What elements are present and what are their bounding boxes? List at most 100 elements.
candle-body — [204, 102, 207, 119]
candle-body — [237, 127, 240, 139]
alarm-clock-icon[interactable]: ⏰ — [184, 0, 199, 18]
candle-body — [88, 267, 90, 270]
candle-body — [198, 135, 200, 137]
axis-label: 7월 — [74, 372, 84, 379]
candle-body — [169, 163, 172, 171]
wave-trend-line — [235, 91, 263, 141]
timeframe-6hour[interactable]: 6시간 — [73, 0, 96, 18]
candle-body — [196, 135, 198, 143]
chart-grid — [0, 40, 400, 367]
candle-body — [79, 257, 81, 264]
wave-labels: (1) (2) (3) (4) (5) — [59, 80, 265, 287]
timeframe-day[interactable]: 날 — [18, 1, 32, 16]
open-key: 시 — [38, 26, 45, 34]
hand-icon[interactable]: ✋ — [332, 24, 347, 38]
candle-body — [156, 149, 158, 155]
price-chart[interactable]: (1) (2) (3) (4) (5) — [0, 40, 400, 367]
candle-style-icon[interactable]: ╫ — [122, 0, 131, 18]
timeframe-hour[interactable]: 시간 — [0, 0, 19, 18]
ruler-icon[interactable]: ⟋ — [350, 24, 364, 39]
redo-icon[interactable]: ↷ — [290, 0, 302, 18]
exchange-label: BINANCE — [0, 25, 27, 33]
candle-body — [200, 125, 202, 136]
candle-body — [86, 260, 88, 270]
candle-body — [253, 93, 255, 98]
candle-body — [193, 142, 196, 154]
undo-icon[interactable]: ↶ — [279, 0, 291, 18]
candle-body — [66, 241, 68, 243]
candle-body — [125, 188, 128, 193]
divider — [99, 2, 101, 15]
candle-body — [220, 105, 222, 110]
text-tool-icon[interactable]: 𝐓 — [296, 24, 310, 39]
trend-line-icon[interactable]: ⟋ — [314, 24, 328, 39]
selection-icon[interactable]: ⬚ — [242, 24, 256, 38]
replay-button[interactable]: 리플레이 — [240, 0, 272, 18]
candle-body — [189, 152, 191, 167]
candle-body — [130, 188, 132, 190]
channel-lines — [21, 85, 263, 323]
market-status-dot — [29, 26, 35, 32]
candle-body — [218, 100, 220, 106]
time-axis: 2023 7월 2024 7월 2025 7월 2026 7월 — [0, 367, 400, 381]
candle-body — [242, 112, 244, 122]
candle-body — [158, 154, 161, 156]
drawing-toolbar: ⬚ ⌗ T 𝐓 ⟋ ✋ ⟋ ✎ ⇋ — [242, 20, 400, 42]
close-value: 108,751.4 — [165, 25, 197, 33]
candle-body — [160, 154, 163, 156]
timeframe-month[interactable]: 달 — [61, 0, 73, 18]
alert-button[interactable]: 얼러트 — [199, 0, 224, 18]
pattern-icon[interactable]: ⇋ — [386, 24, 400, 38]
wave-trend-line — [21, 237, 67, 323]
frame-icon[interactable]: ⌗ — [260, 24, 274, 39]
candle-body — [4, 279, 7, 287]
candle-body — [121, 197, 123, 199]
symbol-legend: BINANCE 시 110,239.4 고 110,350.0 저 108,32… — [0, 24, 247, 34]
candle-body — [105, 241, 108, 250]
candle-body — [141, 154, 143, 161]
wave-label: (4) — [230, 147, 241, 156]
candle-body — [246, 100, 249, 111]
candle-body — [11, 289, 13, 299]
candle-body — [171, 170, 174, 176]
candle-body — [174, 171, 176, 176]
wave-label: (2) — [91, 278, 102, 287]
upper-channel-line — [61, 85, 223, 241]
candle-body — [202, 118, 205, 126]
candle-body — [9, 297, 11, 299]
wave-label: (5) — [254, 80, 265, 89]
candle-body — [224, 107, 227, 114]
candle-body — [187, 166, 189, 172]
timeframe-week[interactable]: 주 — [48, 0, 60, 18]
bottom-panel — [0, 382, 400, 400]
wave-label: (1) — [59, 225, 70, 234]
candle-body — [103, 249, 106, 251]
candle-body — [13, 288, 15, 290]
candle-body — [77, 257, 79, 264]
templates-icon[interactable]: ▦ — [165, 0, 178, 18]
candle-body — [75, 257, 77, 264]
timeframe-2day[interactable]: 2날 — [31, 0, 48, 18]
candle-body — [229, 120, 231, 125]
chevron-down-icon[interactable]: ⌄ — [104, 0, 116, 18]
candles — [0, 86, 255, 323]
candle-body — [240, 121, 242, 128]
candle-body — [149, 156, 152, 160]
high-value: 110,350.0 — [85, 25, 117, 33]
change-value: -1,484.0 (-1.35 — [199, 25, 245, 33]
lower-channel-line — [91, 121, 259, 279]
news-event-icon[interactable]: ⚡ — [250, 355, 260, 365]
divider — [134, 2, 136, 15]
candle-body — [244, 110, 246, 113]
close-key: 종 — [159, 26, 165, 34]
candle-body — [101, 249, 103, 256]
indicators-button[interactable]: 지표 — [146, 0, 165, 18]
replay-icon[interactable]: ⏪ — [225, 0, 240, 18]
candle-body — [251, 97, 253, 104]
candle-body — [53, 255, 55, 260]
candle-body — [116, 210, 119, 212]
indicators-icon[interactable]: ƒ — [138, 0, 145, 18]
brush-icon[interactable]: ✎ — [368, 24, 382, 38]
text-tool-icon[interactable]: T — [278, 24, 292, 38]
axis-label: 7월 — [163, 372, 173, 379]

──────────────────────────────

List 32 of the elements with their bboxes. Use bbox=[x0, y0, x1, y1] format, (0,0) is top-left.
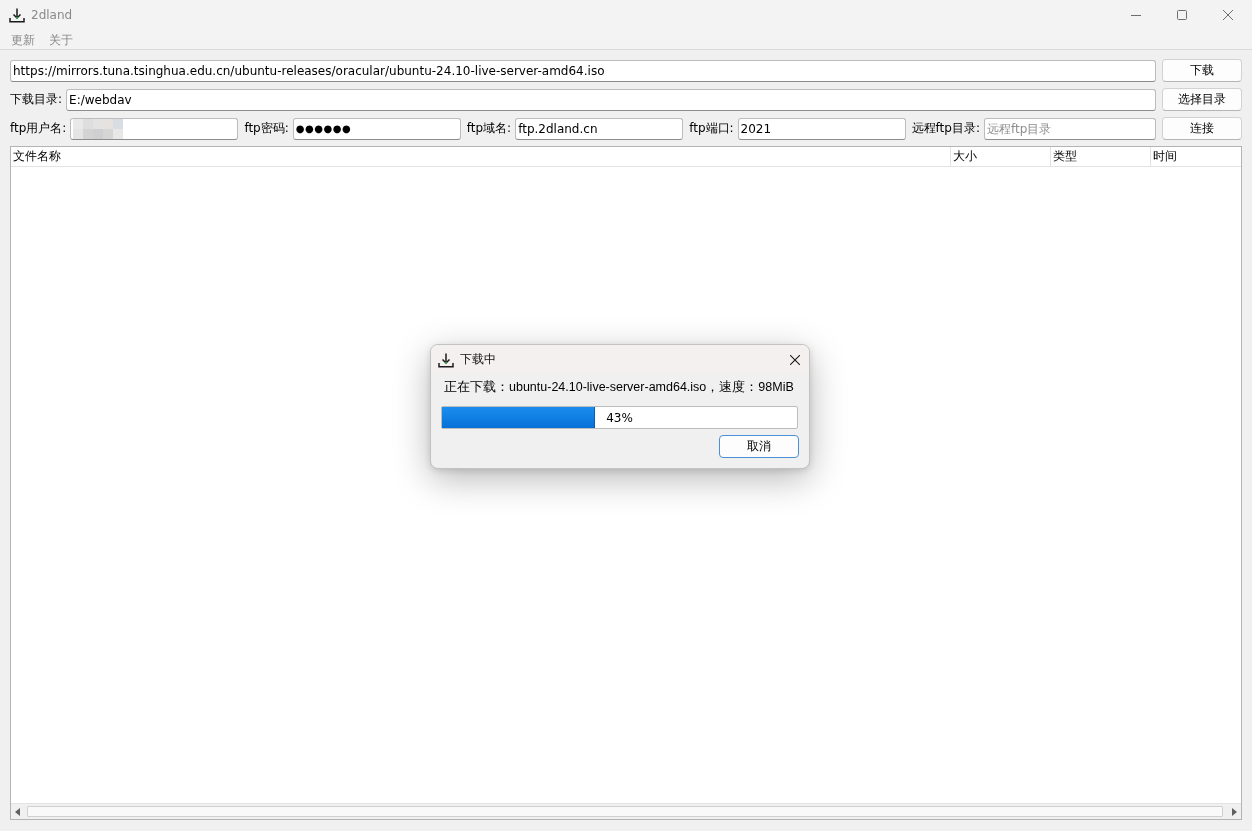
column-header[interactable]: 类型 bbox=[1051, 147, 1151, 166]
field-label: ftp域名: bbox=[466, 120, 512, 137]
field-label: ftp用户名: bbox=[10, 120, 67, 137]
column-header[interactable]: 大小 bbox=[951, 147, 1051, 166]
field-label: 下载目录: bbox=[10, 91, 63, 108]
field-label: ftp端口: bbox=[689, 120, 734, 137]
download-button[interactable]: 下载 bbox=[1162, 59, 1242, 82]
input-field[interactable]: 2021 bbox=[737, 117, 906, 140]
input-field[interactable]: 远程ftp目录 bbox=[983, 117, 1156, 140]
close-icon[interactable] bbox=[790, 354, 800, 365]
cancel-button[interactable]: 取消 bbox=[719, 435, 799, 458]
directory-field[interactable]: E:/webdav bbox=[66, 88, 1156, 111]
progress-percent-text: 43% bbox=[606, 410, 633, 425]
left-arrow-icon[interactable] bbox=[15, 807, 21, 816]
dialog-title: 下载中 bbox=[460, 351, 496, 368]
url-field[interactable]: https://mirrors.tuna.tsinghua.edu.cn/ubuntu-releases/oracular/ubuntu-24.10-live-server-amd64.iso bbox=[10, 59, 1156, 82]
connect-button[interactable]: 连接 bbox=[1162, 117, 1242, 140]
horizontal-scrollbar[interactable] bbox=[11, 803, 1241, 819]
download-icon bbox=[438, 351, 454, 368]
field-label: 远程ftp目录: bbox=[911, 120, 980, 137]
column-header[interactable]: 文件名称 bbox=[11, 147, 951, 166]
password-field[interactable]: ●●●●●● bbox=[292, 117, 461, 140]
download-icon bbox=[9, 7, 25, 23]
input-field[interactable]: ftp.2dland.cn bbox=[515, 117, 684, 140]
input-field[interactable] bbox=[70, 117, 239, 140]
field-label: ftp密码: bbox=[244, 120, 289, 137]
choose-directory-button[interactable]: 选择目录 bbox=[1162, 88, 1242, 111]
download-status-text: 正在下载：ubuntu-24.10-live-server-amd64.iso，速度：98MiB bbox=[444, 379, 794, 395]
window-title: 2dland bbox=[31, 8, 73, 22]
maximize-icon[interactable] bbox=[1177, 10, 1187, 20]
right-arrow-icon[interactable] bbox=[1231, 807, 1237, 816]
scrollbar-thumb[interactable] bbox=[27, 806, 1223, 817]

──────────────────────────────

Stated goal: Copy the lines from the one holding "What elements are" through the one holding "wave-labels: (1) (2)", inclusive. In them, put "candlestick-body" wherever "candle-body" appears, and keep everything else the same.

Answer to the exercise:
What elements are present and what are their bounding boxes? List at most 100 elements.
candlestick-body — [204, 102, 207, 119]
candlestick-body — [237, 127, 240, 139]
alarm-clock-icon[interactable]: ⏰ — [184, 0, 199, 18]
candlestick-body — [88, 267, 90, 270]
candlestick-body — [198, 135, 200, 137]
axis-label: 7월 — [74, 372, 84, 379]
candlestick-body — [169, 163, 172, 171]
wave-trend-line — [235, 91, 263, 141]
timeframe-6hour[interactable]: 6시간 — [73, 0, 96, 18]
candlestick-body — [196, 135, 198, 143]
chart-grid — [0, 40, 400, 367]
candlestick-body — [79, 257, 81, 264]
wave-labels: (1) (2) (3) (4) (5) — [59, 80, 265, 287]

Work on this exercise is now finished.